• **Problem requirements**
Set down the data below without change, skipping the pictures it holds.
"""
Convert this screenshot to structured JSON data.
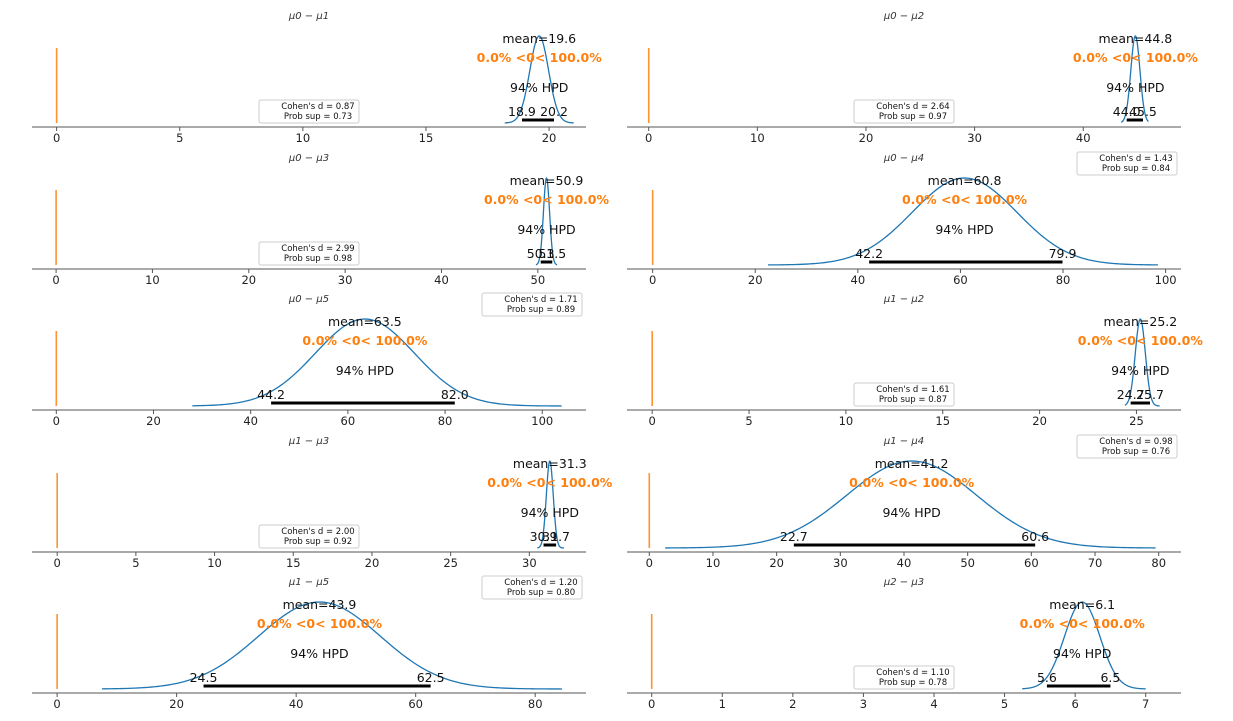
{
  "figure": {
    "title": ""
  },
  "colors": {
    "curve": "#1f77b4",
    "ref": "#ff7f0e",
    "hpd": "#000000",
    "axis": "#555555"
  },
  "hpd_label": "94% HPD",
  "ref_value": 0,
  "chart_data": [
    {
      "type": "line",
      "title": "μ0 − μ1",
      "xlim": [
        -1,
        21.5
      ],
      "ticks": [
        0,
        5,
        10,
        15,
        20
      ],
      "mean": 19.6,
      "mean_label": "mean=19.6",
      "ref_label": "0.0% <0< 100.0%",
      "hpd": [
        18.9,
        20.2
      ],
      "hpd_labels": [
        "18.9",
        "20.2"
      ],
      "sd": 0.38,
      "curve_range": [
        18.2,
        21.0
      ],
      "legend_lines": [
        "Cohen's d = 0.87",
        "Prob sup = 0.73"
      ],
      "legend_loc": "left",
      "label_offsets": [
        0,
        0
      ]
    },
    {
      "type": "line",
      "title": "μ0 − μ2",
      "xlim": [
        -2,
        49
      ],
      "ticks": [
        0,
        10,
        20,
        30,
        40
      ],
      "mean": 44.8,
      "mean_label": "mean=44.8",
      "ref_label": "0.0% <0< 100.0%",
      "hpd": [
        44.0,
        45.5
      ],
      "hpd_labels": [
        "44.0",
        "45.5"
      ],
      "sd": 0.42,
      "curve_range": [
        43.5,
        46.0
      ],
      "legend_lines": [
        "Cohen's d = 2.64",
        "Prob sup = 0.97"
      ],
      "legend_loc": "left",
      "label_offsets": [
        0,
        0
      ]
    },
    {
      "type": "line",
      "title": "μ0 − μ3",
      "xlim": [
        -2.5,
        55
      ],
      "ticks": [
        0,
        10,
        20,
        30,
        40,
        50
      ],
      "mean": 50.9,
      "mean_label": "mean=50.9",
      "ref_label": "0.0% <0< 100.0%",
      "hpd": [
        50.3,
        51.5
      ],
      "hpd_labels": [
        "50.3",
        "51.5"
      ],
      "sd": 0.32,
      "curve_range": [
        49.8,
        52.0
      ],
      "legend_lines": [
        "Cohen's d = 2.99",
        "Prob sup = 0.98"
      ],
      "legend_loc": "left",
      "label_offsets": [
        0,
        0
      ]
    },
    {
      "type": "line",
      "title": "μ0 − μ4",
      "xlim": [
        -5,
        103
      ],
      "ticks": [
        0,
        20,
        40,
        60,
        80,
        100
      ],
      "mean": 60.8,
      "mean_label": "mean=60.8",
      "ref_label": "0.0% <0< 100.0%",
      "hpd": [
        42.2,
        79.9
      ],
      "hpd_labels": [
        "42.2",
        "79.9"
      ],
      "sd": 10.2,
      "curve_range": [
        22.5,
        98.5
      ],
      "legend_lines": [
        "Cohen's d = 1.43",
        "Prob sup = 0.84"
      ],
      "legend_loc": "right",
      "label_offsets": [
        0,
        0
      ]
    },
    {
      "type": "line",
      "title": "μ0 − μ5",
      "xlim": [
        -5,
        109
      ],
      "ticks": [
        0,
        20,
        40,
        60,
        80,
        100
      ],
      "mean": 63.5,
      "mean_label": "mean=63.5",
      "ref_label": "0.0% <0< 100.0%",
      "hpd": [
        44.2,
        82.0
      ],
      "hpd_labels": [
        "44.2",
        "82.0"
      ],
      "sd": 10.2,
      "curve_range": [
        28.0,
        104.0
      ],
      "legend_lines": [
        "Cohen's d = 1.71",
        "Prob sup = 0.89"
      ],
      "legend_loc": "right",
      "label_offsets": [
        0,
        0
      ]
    },
    {
      "type": "line",
      "title": "μ1 − μ2",
      "xlim": [
        -1.3,
        27.3
      ],
      "ticks": [
        0,
        5,
        10,
        15,
        20,
        25
      ],
      "mean": 25.2,
      "mean_label": "mean=25.2",
      "ref_label": "0.0% <0< 100.0%",
      "hpd": [
        24.7,
        25.7
      ],
      "hpd_labels": [
        "24.7",
        "25.7"
      ],
      "sd": 0.26,
      "curve_range": [
        24.4,
        26.2
      ],
      "legend_lines": [
        "Cohen's d = 1.61",
        "Prob sup = 0.87"
      ],
      "legend_loc": "left",
      "label_offsets": [
        0,
        0
      ]
    },
    {
      "type": "line",
      "title": "μ1 − μ3",
      "xlim": [
        -1.6,
        33.6
      ],
      "ticks": [
        0,
        5,
        10,
        15,
        20,
        25,
        30
      ],
      "mean": 31.3,
      "mean_label": "mean=31.3",
      "ref_label": "0.0% <0< 100.0%",
      "hpd": [
        30.9,
        31.7
      ],
      "hpd_labels": [
        "30.9",
        "31.7"
      ],
      "sd": 0.22,
      "curve_range": [
        30.5,
        32.2
      ],
      "legend_lines": [
        "Cohen's d = 2.00",
        "Prob sup = 0.92"
      ],
      "legend_loc": "left",
      "label_offsets": [
        0,
        0
      ]
    },
    {
      "type": "line",
      "title": "μ1 − μ4",
      "xlim": [
        -3.5,
        83.5
      ],
      "ticks": [
        0,
        10,
        20,
        30,
        40,
        50,
        60,
        70,
        80
      ],
      "mean": 41.2,
      "mean_label": "mean=41.2",
      "ref_label": "0.0% <0< 100.0%",
      "hpd": [
        22.7,
        60.6
      ],
      "hpd_labels": [
        "22.7",
        "60.6"
      ],
      "sd": 10.2,
      "curve_range": [
        2.5,
        79.5
      ],
      "legend_lines": [
        "Cohen's d = 0.98",
        "Prob sup = 0.76"
      ],
      "legend_loc": "right",
      "label_offsets": [
        0,
        0
      ]
    },
    {
      "type": "line",
      "title": "μ1 − μ5",
      "xlim": [
        -4.2,
        88.5
      ],
      "ticks": [
        0,
        20,
        40,
        60,
        80
      ],
      "mean": 43.9,
      "mean_label": "mean=43.9",
      "ref_label": "0.0% <0< 100.0%",
      "hpd": [
        24.5,
        62.5
      ],
      "hpd_labels": [
        "24.5",
        "62.5"
      ],
      "sd": 10.2,
      "curve_range": [
        7.5,
        84.5
      ],
      "legend_lines": [
        "Cohen's d = 1.20",
        "Prob sup = 0.80"
      ],
      "legend_loc": "right",
      "label_offsets": [
        0,
        0
      ]
    },
    {
      "type": "line",
      "title": "μ2 − μ3",
      "xlim": [
        -0.35,
        7.5
      ],
      "ticks": [
        0,
        1,
        2,
        3,
        4,
        5,
        6,
        7
      ],
      "mean": 6.1,
      "mean_label": "mean=6.1",
      "ref_label": "0.0% <0< 100.0%",
      "hpd": [
        5.6,
        6.5
      ],
      "hpd_labels": [
        "5.6",
        "6.5"
      ],
      "sd": 0.25,
      "curve_range": [
        5.25,
        7.0
      ],
      "legend_lines": [
        "Cohen's d = 1.10",
        "Prob sup = 0.78"
      ],
      "legend_loc": "left",
      "label_offsets": [
        0,
        0
      ]
    }
  ]
}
"""
• **Response to this task**
Convert this screenshot to structured JSON data.
{
  "figure": {
    "title": ""
  },
  "colors": {
    "curve": "#1f77b4",
    "ref": "#ff7f0e",
    "hpd": "#000000",
    "axis": "#555555"
  },
  "hpd_label": "94% HPD",
  "ref_value": 0,
  "chart_data": [
    {
      "type": "line",
      "title": "μ0 − μ1",
      "xlim": [
        -1,
        21.5
      ],
      "ticks": [
        0,
        5,
        10,
        15,
        20
      ],
      "mean": 19.6,
      "mean_label": "mean=19.6",
      "ref_label": "0.0% <0< 100.0%",
      "hpd": [
        18.9,
        20.2
      ],
      "hpd_labels": [
        "18.9",
        "20.2"
      ],
      "sd": 0.38,
      "curve_range": [
        18.2,
        21.0
      ],
      "legend_lines": [
        "Cohen's d = 0.87",
        "Prob sup = 0.73"
      ],
      "legend_loc": "left",
      "label_offsets": [
        0,
        0
      ]
    },
    {
      "type": "line",
      "title": "μ0 − μ2",
      "xlim": [
        -2,
        49
      ],
      "ticks": [
        0,
        10,
        20,
        30,
        40
      ],
      "mean": 44.8,
      "mean_label": "mean=44.8",
      "ref_label": "0.0% <0< 100.0%",
      "hpd": [
        44.0,
        45.5
      ],
      "hpd_labels": [
        "44.0",
        "45.5"
      ],
      "sd": 0.42,
      "curve_range": [
        43.5,
        46.0
      ],
      "legend_lines": [
        "Cohen's d = 2.64",
        "Prob sup = 0.97"
      ],
      "legend_loc": "left",
      "label_offsets": [
        0,
        0
      ]
    },
    {
      "type": "line",
      "title": "μ0 − μ3",
      "xlim": [
        -2.5,
        55
      ],
      "ticks": [
        0,
        10,
        20,
        30,
        40,
        50
      ],
      "mean": 50.9,
      "mean_label": "mean=50.9",
      "ref_label": "0.0% <0< 100.0%",
      "hpd": [
        50.3,
        51.5
      ],
      "hpd_labels": [
        "50.3",
        "51.5"
      ],
      "sd": 0.32,
      "curve_range": [
        49.8,
        52.0
      ],
      "legend_lines": [
        "Cohen's d = 2.99",
        "Prob sup = 0.98"
      ],
      "legend_loc": "left",
      "label_offsets": [
        0,
        0
      ]
    },
    {
      "type": "line",
      "title": "μ0 − μ4",
      "xlim": [
        -5,
        103
      ],
      "ticks": [
        0,
        20,
        40,
        60,
        80,
        100
      ],
      "mean": 60.8,
      "mean_label": "mean=60.8",
      "ref_label": "0.0% <0< 100.0%",
      "hpd": [
        42.2,
        79.9
      ],
      "hpd_labels": [
        "42.2",
        "79.9"
      ],
      "sd": 10.2,
      "curve_range": [
        22.5,
        98.5
      ],
      "legend_lines": [
        "Cohen's d = 1.43",
        "Prob sup = 0.84"
      ],
      "legend_loc": "right",
      "label_offsets": [
        0,
        0
      ]
    },
    {
      "type": "line",
      "title": "μ0 − μ5",
      "xlim": [
        -5,
        109
      ],
      "ticks": [
        0,
        20,
        40,
        60,
        80,
        100
      ],
      "mean": 63.5,
      "mean_label": "mean=63.5",
      "ref_label": "0.0% <0< 100.0%",
      "hpd": [
        44.2,
        82.0
      ],
      "hpd_labels": [
        "44.2",
        "82.0"
      ],
      "sd": 10.2,
      "curve_range": [
        28.0,
        104.0
      ],
      "legend_lines": [
        "Cohen's d = 1.71",
        "Prob sup = 0.89"
      ],
      "legend_loc": "right",
      "label_offsets": [
        0,
        0
      ]
    },
    {
      "type": "line",
      "title": "μ1 − μ2",
      "xlim": [
        -1.3,
        27.3
      ],
      "ticks": [
        0,
        5,
        10,
        15,
        20,
        25
      ],
      "mean": 25.2,
      "mean_label": "mean=25.2",
      "ref_label": "0.0% <0< 100.0%",
      "hpd": [
        24.7,
        25.7
      ],
      "hpd_labels": [
        "24.7",
        "25.7"
      ],
      "sd": 0.26,
      "curve_range": [
        24.4,
        26.2
      ],
      "legend_lines": [
        "Cohen's d = 1.61",
        "Prob sup = 0.87"
      ],
      "legend_loc": "left",
      "label_offsets": [
        0,
        0
      ]
    },
    {
      "type": "line",
      "title": "μ1 − μ3",
      "xlim": [
        -1.6,
        33.6
      ],
      "ticks": [
        0,
        5,
        10,
        15,
        20,
        25,
        30
      ],
      "mean": 31.3,
      "mean_label": "mean=31.3",
      "ref_label": "0.0% <0< 100.0%",
      "hpd": [
        30.9,
        31.7
      ],
      "hpd_labels": [
        "30.9",
        "31.7"
      ],
      "sd": 0.22,
      "curve_range": [
        30.5,
        32.2
      ],
      "legend_lines": [
        "Cohen's d = 2.00",
        "Prob sup = 0.92"
      ],
      "legend_loc": "left",
      "label_offsets": [
        0,
        0
      ]
    },
    {
      "type": "line",
      "title": "μ1 − μ4",
      "xlim": [
        -3.5,
        83.5
      ],
      "ticks": [
        0,
        10,
        20,
        30,
        40,
        50,
        60,
        70,
        80
      ],
      "mean": 41.2,
      "mean_label": "mean=41.2",
      "ref_label": "0.0% <0< 100.0%",
      "hpd": [
        22.7,
        60.6
      ],
      "hpd_labels": [
        "22.7",
        "60.6"
      ],
      "sd": 10.2,
      "curve_range": [
        2.5,
        79.5
      ],
      "legend_lines": [
        "Cohen's d = 0.98",
        "Prob sup = 0.76"
      ],
      "legend_loc": "right",
      "label_offsets": [
        0,
        0
      ]
    },
    {
      "type": "line",
      "title": "μ1 − μ5",
      "xlim": [
        -4.2,
        88.5
      ],
      "ticks": [
        0,
        20,
        40,
        60,
        80
      ],
      "mean": 43.9,
      "mean_label": "mean=43.9",
      "ref_label": "0.0% <0< 100.0%",
      "hpd": [
        24.5,
        62.5
      ],
      "hpd_labels": [
        "24.5",
        "62.5"
      ],
      "sd": 10.2,
      "curve_range": [
        7.5,
        84.5
      ],
      "legend_lines": [
        "Cohen's d = 1.20",
        "Prob sup = 0.80"
      ],
      "legend_loc": "right",
      "label_offsets": [
        0,
        0
      ]
    },
    {
      "type": "line",
      "title": "μ2 − μ3",
      "xlim": [
        -0.35,
        7.5
      ],
      "ticks": [
        0,
        1,
        2,
        3,
        4,
        5,
        6,
        7
      ],
      "mean": 6.1,
      "mean_label": "mean=6.1",
      "ref_label": "0.0% <0< 100.0%",
      "hpd": [
        5.6,
        6.5
      ],
      "hpd_labels": [
        "5.6",
        "6.5"
      ],
      "sd": 0.25,
      "curve_range": [
        5.25,
        7.0
      ],
      "legend_lines": [
        "Cohen's d = 1.10",
        "Prob sup = 0.78"
      ],
      "legend_loc": "left",
      "label_offsets": [
        0,
        0
      ]
    }
  ]
}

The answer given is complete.